◆ Requirement
Quote every line of the records below word for word, leaving out the pictures.

Spatial layout entries:
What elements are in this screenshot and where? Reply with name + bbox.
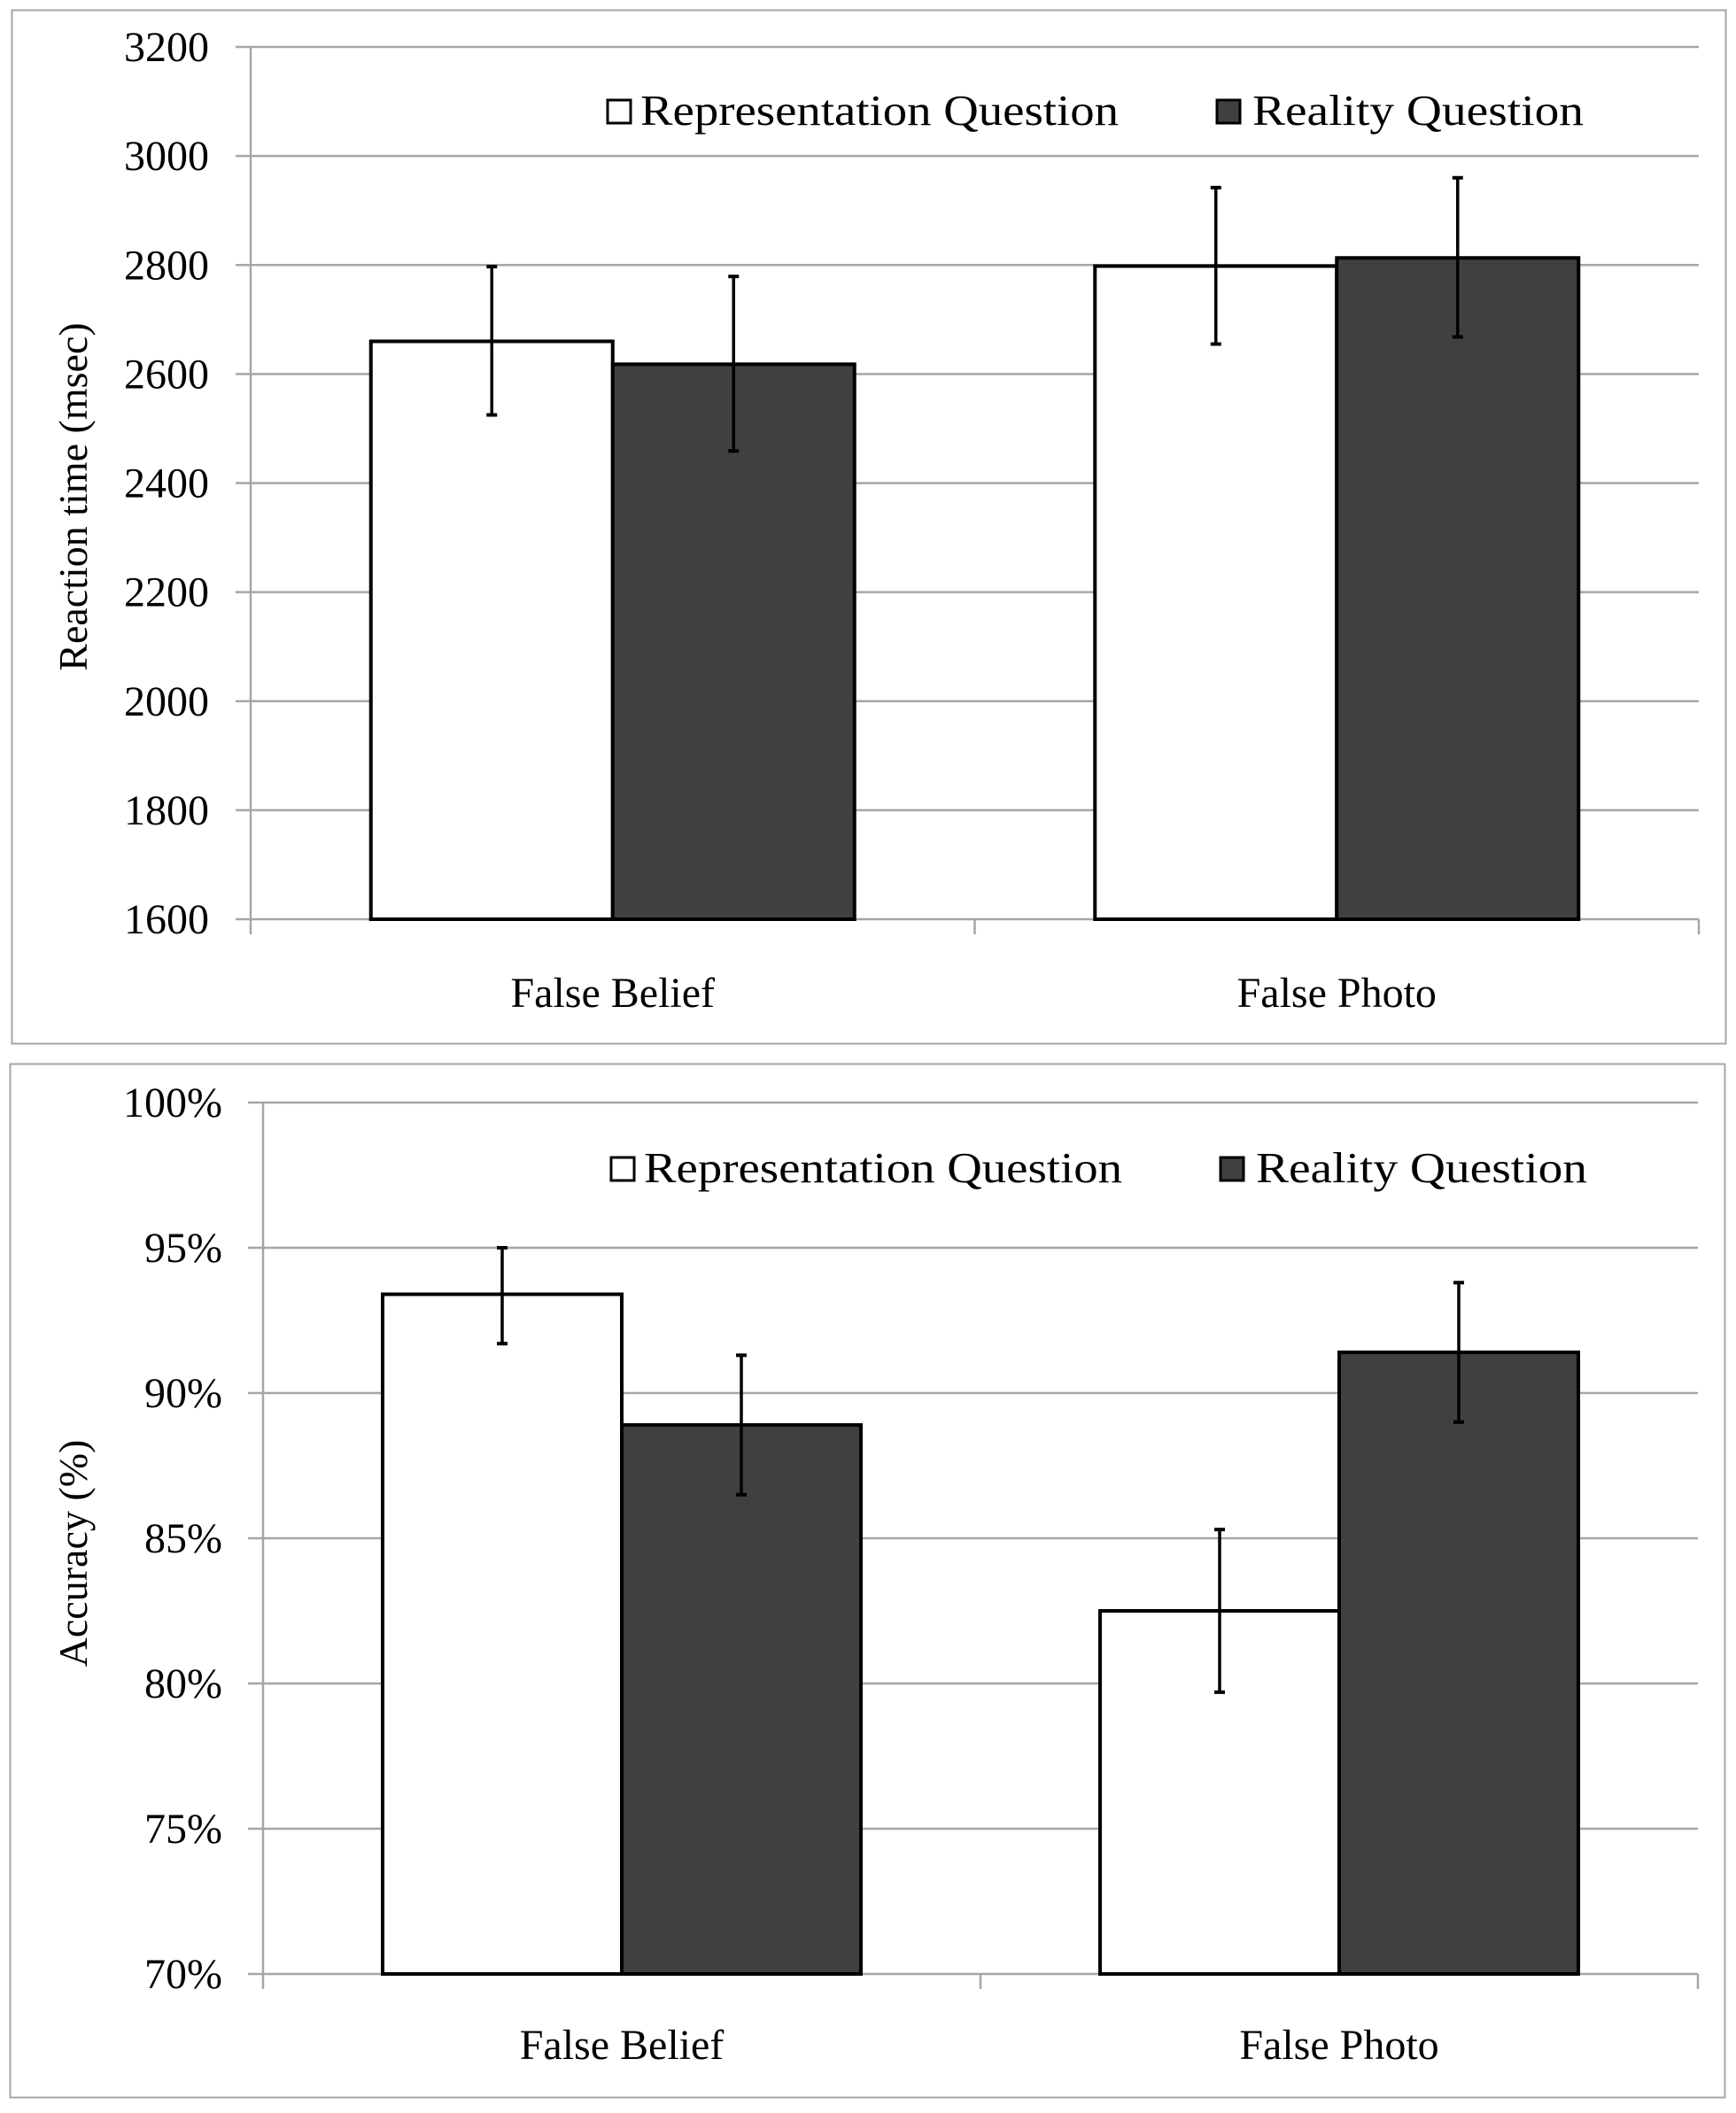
y-tick-label: 1800 (124, 787, 209, 834)
legend: Representation Question Reality Question (606, 86, 1584, 135)
category-label: False Photo (1237, 970, 1437, 1017)
bar-reality-false-belief (610, 362, 856, 921)
y-tick-label: 3000 (124, 133, 209, 180)
error-bar (1452, 175, 1463, 339)
bar-reality-false-photo (1337, 1351, 1580, 1976)
y-tick-label: 85% (144, 1515, 222, 1562)
y-tick-label: 90% (144, 1370, 222, 1417)
y-tick-label: 75% (144, 1806, 222, 1853)
legend-label: Reality Question (1256, 1143, 1587, 1192)
y-tick-label: 95% (144, 1225, 222, 1272)
y-tick-label: 3200 (124, 24, 209, 71)
y-axis-title: Accuracy (%) (50, 1440, 96, 1668)
bar-reality-false-belief (620, 1423, 863, 1976)
error-bar (497, 1246, 508, 1346)
legend-label: Representation Question (644, 1143, 1122, 1192)
error-bar (1210, 185, 1221, 346)
y-tick-label: 70% (144, 1951, 222, 1998)
legend: Representation Question Reality Question (609, 1143, 1587, 1192)
category-label: False Belief (510, 970, 715, 1017)
error-bar (736, 1353, 747, 1497)
dark-square-icon (1219, 1156, 1245, 1182)
chart-panel-1: 1600 1800 2000 2200 2400 2600 2800 3000 3200 Fals… (11, 9, 1727, 1045)
bar-reality-false-photo (1335, 256, 1581, 921)
bar-representation-false-belief (381, 1292, 624, 1976)
bar-representation-false-belief (368, 339, 615, 921)
error-bar (1214, 1528, 1225, 1694)
white-square-icon (606, 98, 632, 125)
dark-square-icon (1215, 98, 1242, 125)
error-bar (486, 265, 498, 417)
y-tick-label: 2800 (124, 242, 209, 289)
legend-label: Representation Question (640, 86, 1119, 135)
category-label: False Photo (1239, 2022, 1438, 2069)
y-axis-title: Reaction time (msec) (50, 322, 96, 670)
bar-representation-false-photo (1093, 264, 1339, 921)
error-bar (728, 275, 740, 453)
legend-label: Reality Question (1252, 86, 1584, 135)
category-label: False Belief (520, 2022, 725, 2069)
error-bar (1453, 1281, 1464, 1424)
y-tick-label: 2600 (124, 351, 209, 398)
y-tick-label: 2200 (124, 569, 209, 616)
chart-panel-2: 70% 75% 80% 85% 90% 95% 100% False Belief False … (9, 1063, 1726, 2099)
y-tick-label: 2400 (124, 461, 209, 507)
y-tick-label: 100% (123, 1080, 222, 1126)
y-tick-label: 2000 (124, 678, 209, 725)
white-square-icon (609, 1156, 636, 1182)
y-tick-label: 1600 (124, 896, 209, 943)
y-tick-label: 80% (144, 1660, 222, 1707)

◆ The reply
What elements are in this screenshot and where? Reply with name + bbox.
y-tick-label: 1800 (124, 787, 209, 834)
legend: Representation Question Reality Question (606, 86, 1584, 135)
category-label: False Photo (1237, 970, 1437, 1017)
bar-reality-false-belief (610, 362, 856, 921)
y-tick-label: 3000 (124, 133, 209, 180)
error-bar (1452, 175, 1463, 339)
bar-reality-false-photo (1337, 1351, 1580, 1976)
y-tick-label: 85% (144, 1515, 222, 1562)
y-tick-label: 90% (144, 1370, 222, 1417)
y-tick-label: 75% (144, 1806, 222, 1853)
legend-label: Reality Question (1256, 1143, 1587, 1192)
y-tick-label: 95% (144, 1225, 222, 1272)
y-tick-label: 3200 (124, 24, 209, 71)
y-axis-title: Accuracy (%) (50, 1440, 96, 1668)
bar-reality-false-belief (620, 1423, 863, 1976)
error-bar (497, 1246, 508, 1346)
legend-label: Representation Question (644, 1143, 1122, 1192)
error-bar (1210, 185, 1221, 346)
y-tick-label: 70% (144, 1951, 222, 1998)
legend: Representation Question Reality Question (609, 1143, 1587, 1192)
category-label: False Belief (510, 970, 715, 1017)
error-bar (736, 1353, 747, 1497)
dark-square-icon (1219, 1156, 1245, 1182)
chart-panel-1: 1600 1800 2000 2200 2400 2600 2800 3000 3200 Fals… (11, 9, 1727, 1045)
bar-reality-false-photo (1335, 256, 1581, 921)
bar-representation-false-belief (381, 1292, 624, 1976)
bar-representation-false-belief (368, 339, 615, 921)
error-bar (1214, 1528, 1225, 1694)
white-square-icon (606, 98, 632, 125)
dark-square-icon (1215, 98, 1242, 125)
error-bar (486, 265, 498, 417)
y-tick-label: 2800 (124, 242, 209, 289)
legend-label: Representation Question (640, 86, 1119, 135)
category-label: False Photo (1239, 2022, 1438, 2069)
y-axis-title: Reaction time (msec) (50, 322, 96, 670)
bar-representation-false-photo (1093, 264, 1339, 921)
error-bar (728, 275, 740, 453)
legend-label: Reality Question (1252, 86, 1584, 135)
category-label: False Belief (520, 2022, 725, 2069)
error-bar (1453, 1281, 1464, 1424)
y-tick-label: 2600 (124, 351, 209, 398)
y-tick-label: 2200 (124, 569, 209, 616)
chart-panel-2: 70% 75% 80% 85% 90% 95% 100% False Belief False … (9, 1063, 1726, 2099)
y-tick-label: 2400 (124, 461, 209, 507)
y-tick-label: 100% (123, 1080, 222, 1126)
y-tick-label: 2000 (124, 678, 209, 725)
white-square-icon (609, 1156, 636, 1182)
y-tick-label: 1600 (124, 896, 209, 943)
y-tick-label: 80% (144, 1660, 222, 1707)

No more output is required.